### Data extract
Begin

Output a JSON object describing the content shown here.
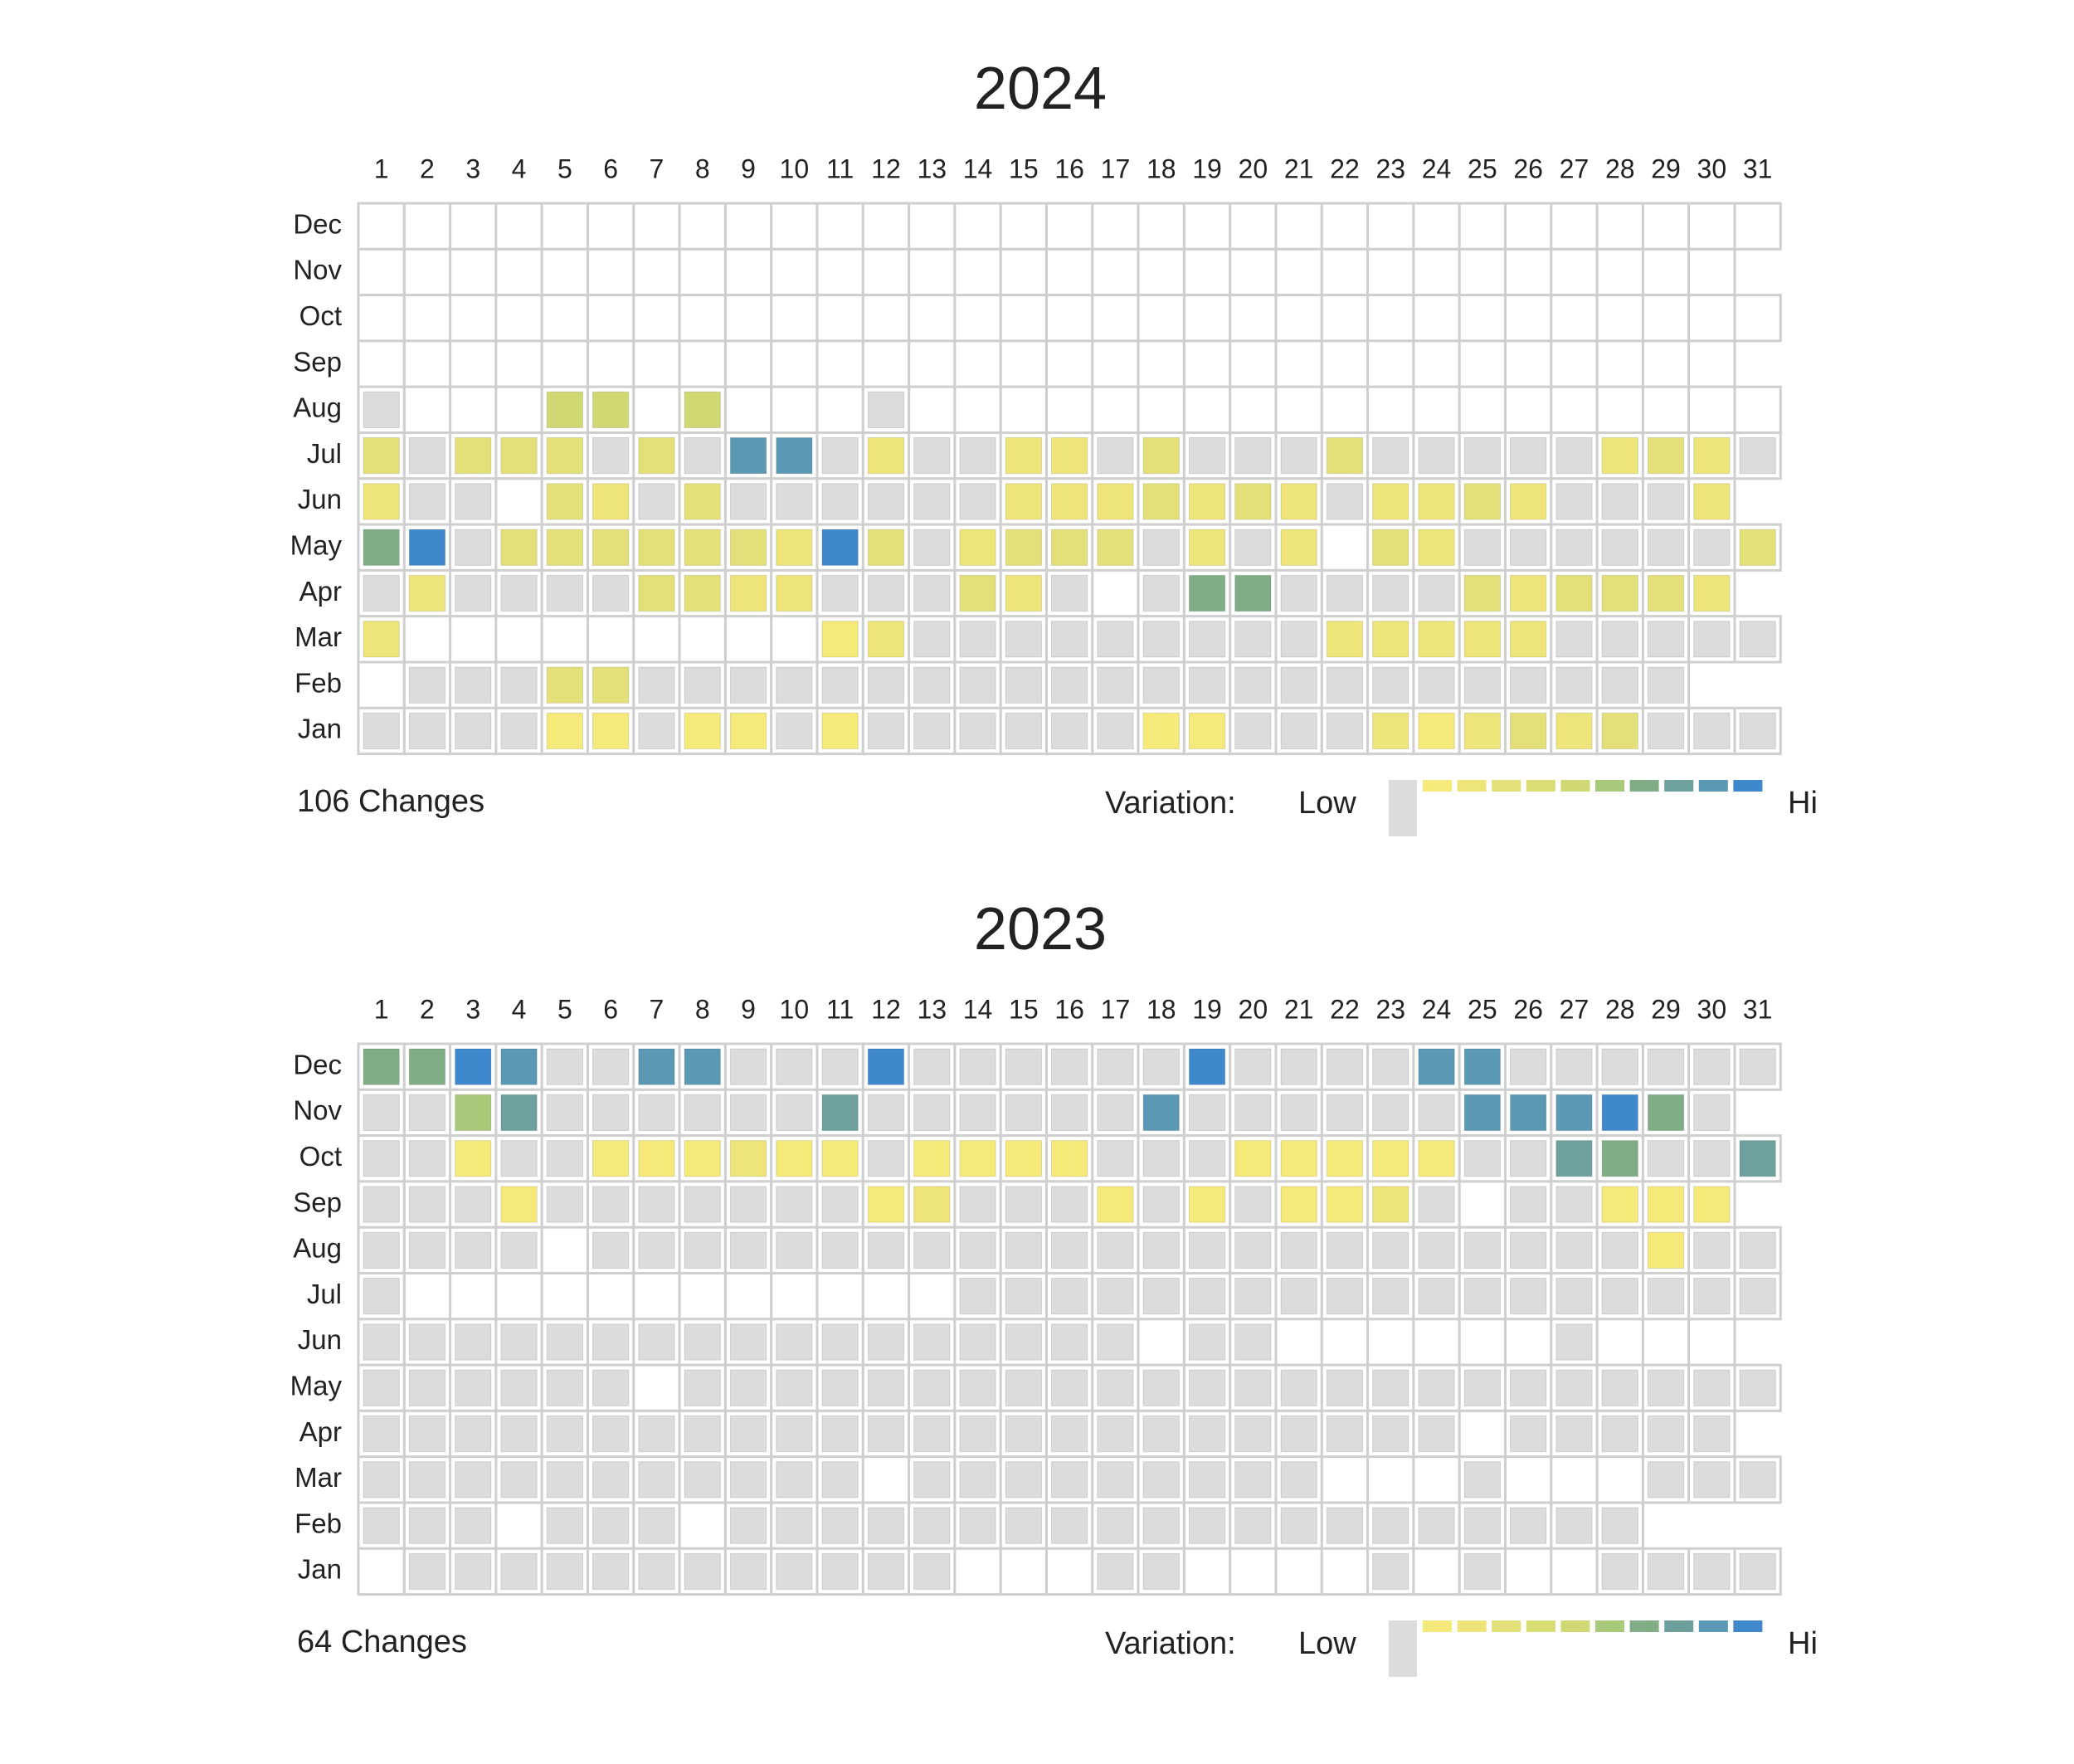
{
  "chart_data": [
    {
      "type": "heatmap",
      "title": "2024",
      "columns": [
        1,
        2,
        3,
        4,
        5,
        6,
        7,
        8,
        9,
        10,
        11,
        12,
        13,
        14,
        15,
        16,
        17,
        18,
        19,
        20,
        21,
        22,
        23,
        24,
        25,
        26,
        27,
        28,
        29,
        30,
        31
      ],
      "rows": [
        "Dec",
        "Nov",
        "Oct",
        "Sep",
        "Aug",
        "Jul",
        "Jun",
        "May",
        "Apr",
        "Mar",
        "Feb",
        "Jan"
      ],
      "values": [
        [
          null,
          null,
          null,
          null,
          null,
          null,
          null,
          null,
          null,
          null,
          null,
          null,
          null,
          null,
          null,
          null,
          null,
          null,
          null,
          null,
          null,
          null,
          null,
          null,
          null,
          null,
          null,
          null,
          null,
          null,
          null
        ],
        [
          null,
          null,
          null,
          null,
          null,
          null,
          null,
          null,
          null,
          null,
          null,
          null,
          null,
          null,
          null,
          null,
          null,
          null,
          null,
          null,
          null,
          null,
          null,
          null,
          null,
          null,
          null,
          null,
          null,
          null
        ],
        [
          null,
          null,
          null,
          null,
          null,
          null,
          null,
          null,
          null,
          null,
          null,
          null,
          null,
          null,
          null,
          null,
          null,
          null,
          null,
          null,
          null,
          null,
          null,
          null,
          null,
          null,
          null,
          null,
          null,
          null,
          null
        ],
        [
          null,
          null,
          null,
          null,
          null,
          null,
          null,
          null,
          null,
          null,
          null,
          null,
          null,
          null,
          null,
          null,
          null,
          null,
          null,
          null,
          null,
          null,
          null,
          null,
          null,
          null,
          null,
          null,
          null,
          null
        ],
        [
          0,
          null,
          null,
          null,
          5,
          5,
          null,
          5,
          null,
          null,
          null,
          0,
          null,
          null,
          null,
          null,
          null,
          null,
          null,
          null,
          null,
          null,
          null,
          null,
          null,
          null,
          null,
          null,
          null,
          null,
          null
        ],
        [
          3,
          0,
          3,
          3,
          3,
          0,
          3,
          0,
          9,
          9,
          0,
          2,
          0,
          0,
          2,
          2,
          0,
          3,
          0,
          0,
          0,
          3,
          0,
          0,
          0,
          0,
          0,
          2,
          3,
          2,
          0
        ],
        [
          2,
          0,
          0,
          null,
          3,
          2,
          0,
          3,
          0,
          0,
          0,
          0,
          0,
          0,
          2,
          2,
          2,
          3,
          2,
          3,
          2,
          0,
          2,
          2,
          3,
          2,
          0,
          0,
          0,
          2
        ],
        [
          7,
          10,
          0,
          3,
          3,
          3,
          3,
          3,
          3,
          2,
          10,
          3,
          0,
          2,
          3,
          3,
          3,
          0,
          2,
          0,
          2,
          null,
          3,
          2,
          0,
          0,
          0,
          0,
          0,
          0,
          3
        ],
        [
          0,
          2,
          0,
          0,
          0,
          0,
          3,
          3,
          2,
          2,
          0,
          0,
          0,
          3,
          2,
          0,
          null,
          0,
          7,
          7,
          0,
          0,
          0,
          0,
          3,
          2,
          3,
          3,
          3,
          2
        ],
        [
          2,
          null,
          null,
          null,
          null,
          null,
          null,
          null,
          null,
          null,
          1,
          2,
          0,
          0,
          0,
          0,
          0,
          0,
          0,
          0,
          0,
          2,
          2,
          2,
          2,
          2,
          0,
          0,
          0,
          0,
          0
        ],
        [
          null,
          0,
          0,
          0,
          3,
          3,
          0,
          0,
          0,
          0,
          0,
          0,
          0,
          0,
          0,
          0,
          0,
          0,
          0,
          0,
          0,
          0,
          0,
          0,
          0,
          0,
          0,
          0,
          0
        ],
        [
          0,
          0,
          0,
          0,
          1,
          1,
          0,
          1,
          1,
          0,
          1,
          0,
          0,
          0,
          0,
          0,
          0,
          1,
          1,
          0,
          0,
          0,
          2,
          1,
          2,
          3,
          2,
          3,
          0,
          0,
          0
        ]
      ],
      "summary": "106 Changes",
      "legend_label": "Variation:",
      "legend_low": "Low",
      "legend_high": "Hi",
      "colors": [
        "#dcdcdc",
        "#f5e97a",
        "#ede47a",
        "#e3e07a",
        "#d9dd74",
        "#cfd873",
        "#a8c97a",
        "#80ad86",
        "#6ea19d",
        "#5a98b4",
        "#3f88cc"
      ]
    },
    {
      "type": "heatmap",
      "title": "2023",
      "columns": [
        1,
        2,
        3,
        4,
        5,
        6,
        7,
        8,
        9,
        10,
        11,
        12,
        13,
        14,
        15,
        16,
        17,
        18,
        19,
        20,
        21,
        22,
        23,
        24,
        25,
        26,
        27,
        28,
        29,
        30,
        31
      ],
      "rows": [
        "Dec",
        "Nov",
        "Oct",
        "Sep",
        "Aug",
        "Jul",
        "Jun",
        "May",
        "Apr",
        "Mar",
        "Feb",
        "Jan"
      ],
      "values": [
        [
          7,
          7,
          10,
          9,
          0,
          0,
          9,
          9,
          0,
          0,
          0,
          10,
          0,
          0,
          0,
          0,
          0,
          0,
          10,
          0,
          0,
          0,
          0,
          9,
          9,
          0,
          0,
          0,
          0,
          0,
          0
        ],
        [
          0,
          0,
          6,
          8,
          0,
          0,
          0,
          0,
          0,
          0,
          8,
          0,
          0,
          0,
          0,
          0,
          0,
          9,
          0,
          0,
          0,
          0,
          0,
          0,
          9,
          9,
          9,
          10,
          7,
          0
        ],
        [
          0,
          0,
          1,
          0,
          0,
          1,
          1,
          1,
          2,
          1,
          1,
          0,
          1,
          1,
          1,
          1,
          0,
          0,
          0,
          1,
          1,
          1,
          1,
          1,
          0,
          0,
          8,
          7,
          0,
          0,
          8
        ],
        [
          0,
          0,
          0,
          1,
          0,
          0,
          0,
          0,
          0,
          0,
          0,
          1,
          2,
          0,
          0,
          0,
          1,
          0,
          1,
          0,
          1,
          1,
          2,
          0,
          null,
          0,
          0,
          1,
          1,
          1
        ],
        [
          0,
          0,
          0,
          0,
          null,
          0,
          0,
          0,
          0,
          0,
          0,
          0,
          0,
          0,
          0,
          0,
          0,
          0,
          0,
          0,
          0,
          0,
          0,
          0,
          0,
          0,
          0,
          0,
          1,
          0,
          0
        ],
        [
          0,
          null,
          null,
          null,
          null,
          null,
          null,
          null,
          null,
          null,
          null,
          null,
          null,
          0,
          0,
          0,
          0,
          0,
          0,
          0,
          0,
          0,
          0,
          0,
          0,
          0,
          0,
          0,
          0,
          0,
          0
        ],
        [
          0,
          0,
          0,
          0,
          0,
          0,
          0,
          0,
          0,
          0,
          0,
          0,
          0,
          0,
          0,
          0,
          0,
          null,
          0,
          0,
          null,
          null,
          null,
          null,
          null,
          null,
          0,
          null,
          null,
          null
        ],
        [
          0,
          0,
          0,
          0,
          0,
          0,
          null,
          0,
          0,
          0,
          0,
          0,
          0,
          0,
          0,
          0,
          0,
          0,
          0,
          0,
          0,
          0,
          0,
          0,
          0,
          0,
          0,
          0,
          0,
          0,
          0
        ],
        [
          0,
          0,
          0,
          0,
          0,
          0,
          0,
          0,
          0,
          0,
          0,
          0,
          0,
          0,
          0,
          0,
          0,
          0,
          0,
          0,
          0,
          0,
          0,
          0,
          null,
          0,
          0,
          0,
          0,
          0
        ],
        [
          0,
          0,
          0,
          0,
          0,
          0,
          0,
          0,
          0,
          0,
          0,
          null,
          0,
          0,
          0,
          0,
          0,
          0,
          0,
          0,
          0,
          null,
          null,
          null,
          0,
          null,
          null,
          null,
          0,
          0,
          0
        ],
        [
          0,
          0,
          0,
          null,
          0,
          0,
          0,
          null,
          0,
          0,
          0,
          0,
          0,
          0,
          0,
          0,
          0,
          0,
          0,
          0,
          0,
          0,
          0,
          0,
          0,
          0,
          0,
          0
        ],
        [
          null,
          0,
          0,
          0,
          0,
          0,
          0,
          0,
          0,
          0,
          0,
          0,
          0,
          null,
          null,
          null,
          0,
          0,
          null,
          null,
          null,
          null,
          0,
          null,
          0,
          null,
          null,
          0,
          0,
          0,
          0
        ]
      ],
      "summary": "64 Changes",
      "legend_label": "Variation:",
      "legend_low": "Low",
      "legend_high": "Hi",
      "colors": [
        "#dcdcdc",
        "#f5e97a",
        "#ede47a",
        "#e3e07a",
        "#d9dd74",
        "#cfd873",
        "#a8c97a",
        "#80ad86",
        "#6ea19d",
        "#5a98b4",
        "#3f88cc"
      ]
    }
  ]
}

End

### The task
From the listing above, pick out every line containing "Changes".

### Correct output
      "summary": "106 Changes",
      "summary": "64 Changes",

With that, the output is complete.